### THE INPUT
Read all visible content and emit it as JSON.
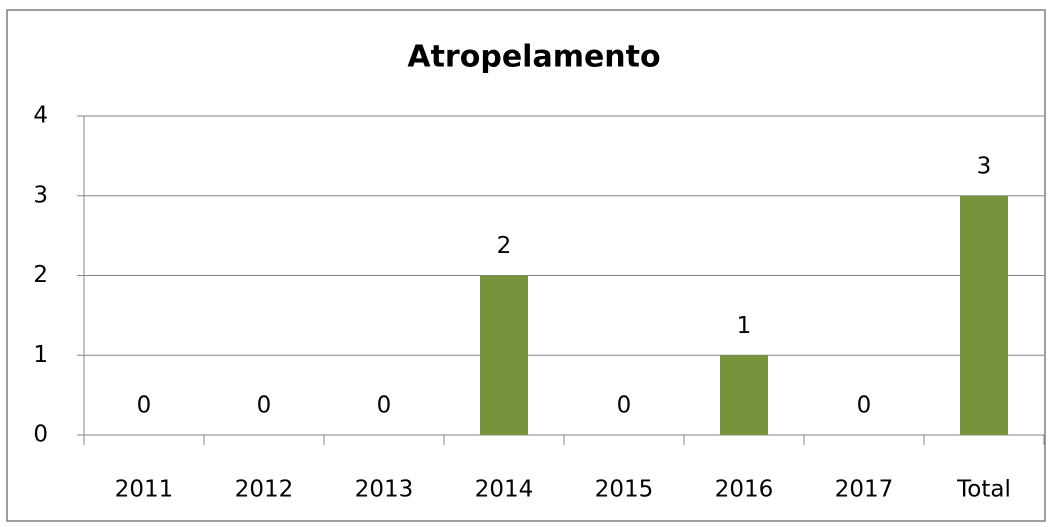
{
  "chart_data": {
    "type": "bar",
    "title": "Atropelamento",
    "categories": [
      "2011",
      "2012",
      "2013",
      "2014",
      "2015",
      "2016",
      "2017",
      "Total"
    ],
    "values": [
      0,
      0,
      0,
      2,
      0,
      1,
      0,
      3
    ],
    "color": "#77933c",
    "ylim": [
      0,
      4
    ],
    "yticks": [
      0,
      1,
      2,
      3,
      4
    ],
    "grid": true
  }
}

==

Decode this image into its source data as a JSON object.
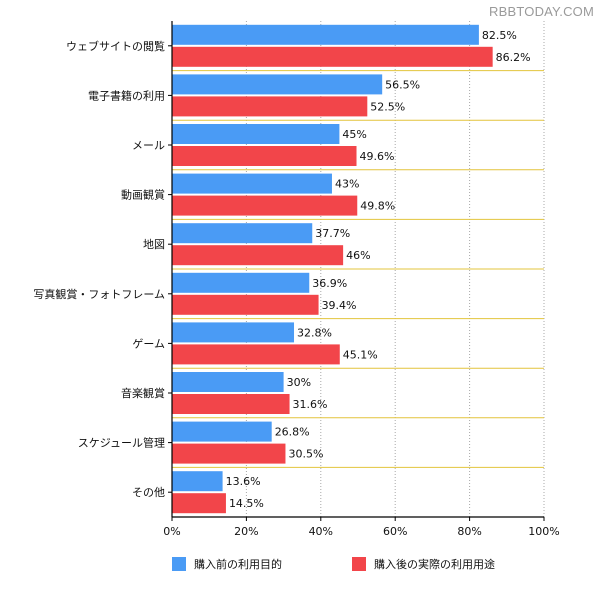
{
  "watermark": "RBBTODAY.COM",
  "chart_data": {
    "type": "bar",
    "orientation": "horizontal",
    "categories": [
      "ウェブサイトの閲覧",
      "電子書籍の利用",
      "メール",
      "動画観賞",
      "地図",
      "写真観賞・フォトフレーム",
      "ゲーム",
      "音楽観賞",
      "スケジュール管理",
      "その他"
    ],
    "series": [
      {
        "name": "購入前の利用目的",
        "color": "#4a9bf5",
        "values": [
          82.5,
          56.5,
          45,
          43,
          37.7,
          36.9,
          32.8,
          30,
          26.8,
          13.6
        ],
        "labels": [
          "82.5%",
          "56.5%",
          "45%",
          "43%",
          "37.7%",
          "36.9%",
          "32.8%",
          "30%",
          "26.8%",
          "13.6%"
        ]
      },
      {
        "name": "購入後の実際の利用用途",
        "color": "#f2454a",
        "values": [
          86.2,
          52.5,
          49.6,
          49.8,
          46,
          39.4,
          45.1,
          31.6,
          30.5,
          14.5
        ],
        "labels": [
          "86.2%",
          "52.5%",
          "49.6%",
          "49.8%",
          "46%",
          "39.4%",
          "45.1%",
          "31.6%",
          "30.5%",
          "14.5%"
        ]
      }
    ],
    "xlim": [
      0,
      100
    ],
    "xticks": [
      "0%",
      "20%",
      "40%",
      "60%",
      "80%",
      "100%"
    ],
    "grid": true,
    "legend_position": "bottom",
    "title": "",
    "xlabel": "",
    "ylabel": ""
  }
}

...

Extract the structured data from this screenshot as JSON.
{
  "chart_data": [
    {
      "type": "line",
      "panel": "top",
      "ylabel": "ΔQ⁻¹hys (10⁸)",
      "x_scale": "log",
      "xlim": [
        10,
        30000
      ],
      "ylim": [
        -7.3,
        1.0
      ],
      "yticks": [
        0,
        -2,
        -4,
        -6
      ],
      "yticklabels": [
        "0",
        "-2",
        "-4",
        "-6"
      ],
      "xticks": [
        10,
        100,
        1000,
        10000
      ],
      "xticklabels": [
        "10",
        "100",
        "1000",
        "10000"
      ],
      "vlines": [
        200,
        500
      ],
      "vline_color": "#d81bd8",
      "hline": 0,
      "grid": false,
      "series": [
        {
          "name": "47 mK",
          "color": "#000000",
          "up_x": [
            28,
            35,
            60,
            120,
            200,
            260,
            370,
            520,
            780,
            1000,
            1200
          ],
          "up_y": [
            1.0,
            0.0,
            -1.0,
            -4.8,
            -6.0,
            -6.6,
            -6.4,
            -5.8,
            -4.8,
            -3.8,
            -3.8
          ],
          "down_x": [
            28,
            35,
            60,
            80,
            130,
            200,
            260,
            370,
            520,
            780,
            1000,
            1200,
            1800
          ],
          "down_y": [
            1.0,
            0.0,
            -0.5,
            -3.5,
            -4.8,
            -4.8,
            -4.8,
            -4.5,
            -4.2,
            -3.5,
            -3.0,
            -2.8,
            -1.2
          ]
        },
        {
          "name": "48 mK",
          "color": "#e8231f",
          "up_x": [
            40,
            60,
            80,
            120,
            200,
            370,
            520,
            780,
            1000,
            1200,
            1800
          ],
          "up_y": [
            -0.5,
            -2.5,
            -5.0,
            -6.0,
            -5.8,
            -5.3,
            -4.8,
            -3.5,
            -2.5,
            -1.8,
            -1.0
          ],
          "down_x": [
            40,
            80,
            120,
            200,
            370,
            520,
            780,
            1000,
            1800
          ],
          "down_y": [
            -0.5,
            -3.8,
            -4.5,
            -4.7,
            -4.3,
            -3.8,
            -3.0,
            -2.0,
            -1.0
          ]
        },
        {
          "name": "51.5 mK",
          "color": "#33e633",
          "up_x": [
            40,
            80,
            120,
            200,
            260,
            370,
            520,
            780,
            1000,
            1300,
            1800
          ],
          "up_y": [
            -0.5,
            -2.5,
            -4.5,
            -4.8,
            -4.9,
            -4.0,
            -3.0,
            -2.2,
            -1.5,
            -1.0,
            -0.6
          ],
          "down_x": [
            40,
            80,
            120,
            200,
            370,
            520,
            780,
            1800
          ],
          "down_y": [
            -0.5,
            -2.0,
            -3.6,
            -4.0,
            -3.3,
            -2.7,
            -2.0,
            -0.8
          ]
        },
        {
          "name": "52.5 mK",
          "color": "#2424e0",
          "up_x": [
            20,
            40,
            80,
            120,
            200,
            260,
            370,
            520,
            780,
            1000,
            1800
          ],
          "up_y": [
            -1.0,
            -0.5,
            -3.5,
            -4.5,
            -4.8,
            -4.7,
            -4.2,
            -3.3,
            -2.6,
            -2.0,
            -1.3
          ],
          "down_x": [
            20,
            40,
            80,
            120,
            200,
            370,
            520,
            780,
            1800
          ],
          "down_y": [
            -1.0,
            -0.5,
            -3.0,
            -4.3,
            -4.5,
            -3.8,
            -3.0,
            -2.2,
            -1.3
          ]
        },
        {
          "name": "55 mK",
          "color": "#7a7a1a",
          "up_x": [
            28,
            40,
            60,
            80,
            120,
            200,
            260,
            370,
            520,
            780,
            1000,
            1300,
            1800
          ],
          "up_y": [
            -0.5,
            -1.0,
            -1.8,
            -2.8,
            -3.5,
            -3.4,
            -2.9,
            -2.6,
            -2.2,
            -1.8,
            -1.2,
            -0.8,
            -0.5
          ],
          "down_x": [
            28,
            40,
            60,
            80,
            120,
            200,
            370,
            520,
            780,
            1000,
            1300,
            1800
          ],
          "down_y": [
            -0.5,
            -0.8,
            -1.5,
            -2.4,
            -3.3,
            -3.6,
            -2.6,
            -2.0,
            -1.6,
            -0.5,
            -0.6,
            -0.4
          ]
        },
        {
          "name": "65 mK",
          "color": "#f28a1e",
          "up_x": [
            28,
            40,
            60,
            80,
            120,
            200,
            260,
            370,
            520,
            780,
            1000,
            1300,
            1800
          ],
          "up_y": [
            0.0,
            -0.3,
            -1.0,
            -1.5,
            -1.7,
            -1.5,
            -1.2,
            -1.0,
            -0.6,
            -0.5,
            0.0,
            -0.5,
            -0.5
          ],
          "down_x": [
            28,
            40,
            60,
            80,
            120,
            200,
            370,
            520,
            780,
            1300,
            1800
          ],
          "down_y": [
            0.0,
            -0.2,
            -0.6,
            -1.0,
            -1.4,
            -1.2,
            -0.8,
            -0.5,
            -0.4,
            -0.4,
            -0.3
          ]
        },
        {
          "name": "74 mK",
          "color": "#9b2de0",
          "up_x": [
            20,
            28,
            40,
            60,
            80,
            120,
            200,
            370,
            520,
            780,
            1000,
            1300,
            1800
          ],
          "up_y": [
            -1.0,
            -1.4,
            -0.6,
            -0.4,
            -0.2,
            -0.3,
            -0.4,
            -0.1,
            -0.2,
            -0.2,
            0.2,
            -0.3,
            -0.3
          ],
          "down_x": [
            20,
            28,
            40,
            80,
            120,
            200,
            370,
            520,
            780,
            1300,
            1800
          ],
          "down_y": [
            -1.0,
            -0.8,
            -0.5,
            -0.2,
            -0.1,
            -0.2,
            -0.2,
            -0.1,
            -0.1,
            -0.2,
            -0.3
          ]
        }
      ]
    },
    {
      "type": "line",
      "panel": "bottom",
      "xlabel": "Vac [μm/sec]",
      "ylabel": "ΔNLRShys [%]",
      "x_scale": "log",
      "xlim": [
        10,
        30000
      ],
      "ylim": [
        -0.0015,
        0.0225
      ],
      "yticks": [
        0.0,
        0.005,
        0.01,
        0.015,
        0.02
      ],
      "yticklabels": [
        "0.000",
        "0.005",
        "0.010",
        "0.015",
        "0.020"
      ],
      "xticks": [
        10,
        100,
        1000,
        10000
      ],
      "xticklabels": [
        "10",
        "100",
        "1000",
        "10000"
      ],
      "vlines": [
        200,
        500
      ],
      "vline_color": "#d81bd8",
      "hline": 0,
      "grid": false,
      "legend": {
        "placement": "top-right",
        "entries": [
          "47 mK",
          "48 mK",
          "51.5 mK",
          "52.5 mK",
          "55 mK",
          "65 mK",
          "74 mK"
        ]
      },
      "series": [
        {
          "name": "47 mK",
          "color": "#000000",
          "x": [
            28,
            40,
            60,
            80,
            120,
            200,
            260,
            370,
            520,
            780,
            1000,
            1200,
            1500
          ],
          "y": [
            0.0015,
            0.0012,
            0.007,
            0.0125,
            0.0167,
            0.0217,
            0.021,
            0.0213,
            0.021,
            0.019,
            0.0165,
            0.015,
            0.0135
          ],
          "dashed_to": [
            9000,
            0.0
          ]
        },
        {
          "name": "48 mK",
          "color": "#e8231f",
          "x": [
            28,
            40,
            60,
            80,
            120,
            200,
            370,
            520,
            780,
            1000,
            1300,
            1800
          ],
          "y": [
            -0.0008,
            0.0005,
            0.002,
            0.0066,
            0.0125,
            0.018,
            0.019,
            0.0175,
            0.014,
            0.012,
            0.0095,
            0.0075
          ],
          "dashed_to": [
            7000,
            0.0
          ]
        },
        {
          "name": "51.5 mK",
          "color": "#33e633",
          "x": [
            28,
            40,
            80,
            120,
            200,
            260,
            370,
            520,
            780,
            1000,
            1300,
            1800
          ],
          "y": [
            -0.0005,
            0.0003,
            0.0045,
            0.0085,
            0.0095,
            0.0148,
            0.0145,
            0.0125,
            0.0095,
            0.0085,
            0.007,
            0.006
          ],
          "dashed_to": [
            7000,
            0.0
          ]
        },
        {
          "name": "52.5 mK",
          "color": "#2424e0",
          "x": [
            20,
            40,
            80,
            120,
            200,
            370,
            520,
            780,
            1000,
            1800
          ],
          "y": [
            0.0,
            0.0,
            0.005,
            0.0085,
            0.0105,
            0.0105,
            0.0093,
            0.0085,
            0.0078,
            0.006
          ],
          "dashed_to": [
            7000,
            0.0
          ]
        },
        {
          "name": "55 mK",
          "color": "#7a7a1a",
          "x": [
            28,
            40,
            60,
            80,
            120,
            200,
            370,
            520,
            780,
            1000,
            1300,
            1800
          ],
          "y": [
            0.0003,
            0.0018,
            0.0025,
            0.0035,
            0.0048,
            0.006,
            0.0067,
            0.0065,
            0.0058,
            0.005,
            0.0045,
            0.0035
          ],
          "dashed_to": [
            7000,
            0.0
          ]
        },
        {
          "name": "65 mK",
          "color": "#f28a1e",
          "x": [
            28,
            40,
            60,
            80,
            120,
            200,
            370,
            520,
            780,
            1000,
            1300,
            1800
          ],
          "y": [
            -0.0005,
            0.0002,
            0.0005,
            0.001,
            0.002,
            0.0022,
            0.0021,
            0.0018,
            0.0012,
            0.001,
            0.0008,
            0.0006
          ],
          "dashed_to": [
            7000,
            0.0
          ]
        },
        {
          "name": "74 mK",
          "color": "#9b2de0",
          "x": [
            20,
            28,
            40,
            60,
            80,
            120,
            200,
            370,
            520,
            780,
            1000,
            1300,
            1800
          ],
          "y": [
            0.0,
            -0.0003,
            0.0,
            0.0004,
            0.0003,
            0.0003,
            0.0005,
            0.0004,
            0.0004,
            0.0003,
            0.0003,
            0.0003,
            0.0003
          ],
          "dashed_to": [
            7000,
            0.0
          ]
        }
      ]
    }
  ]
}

### CHALLENGE
Where a line contains "JSON", copy that line.

### FULL SOLUTION
Read all visible content and emit it as JSON.
Decode this image into its source data as a JSON object.
Extract the structured data from this screenshot as JSON.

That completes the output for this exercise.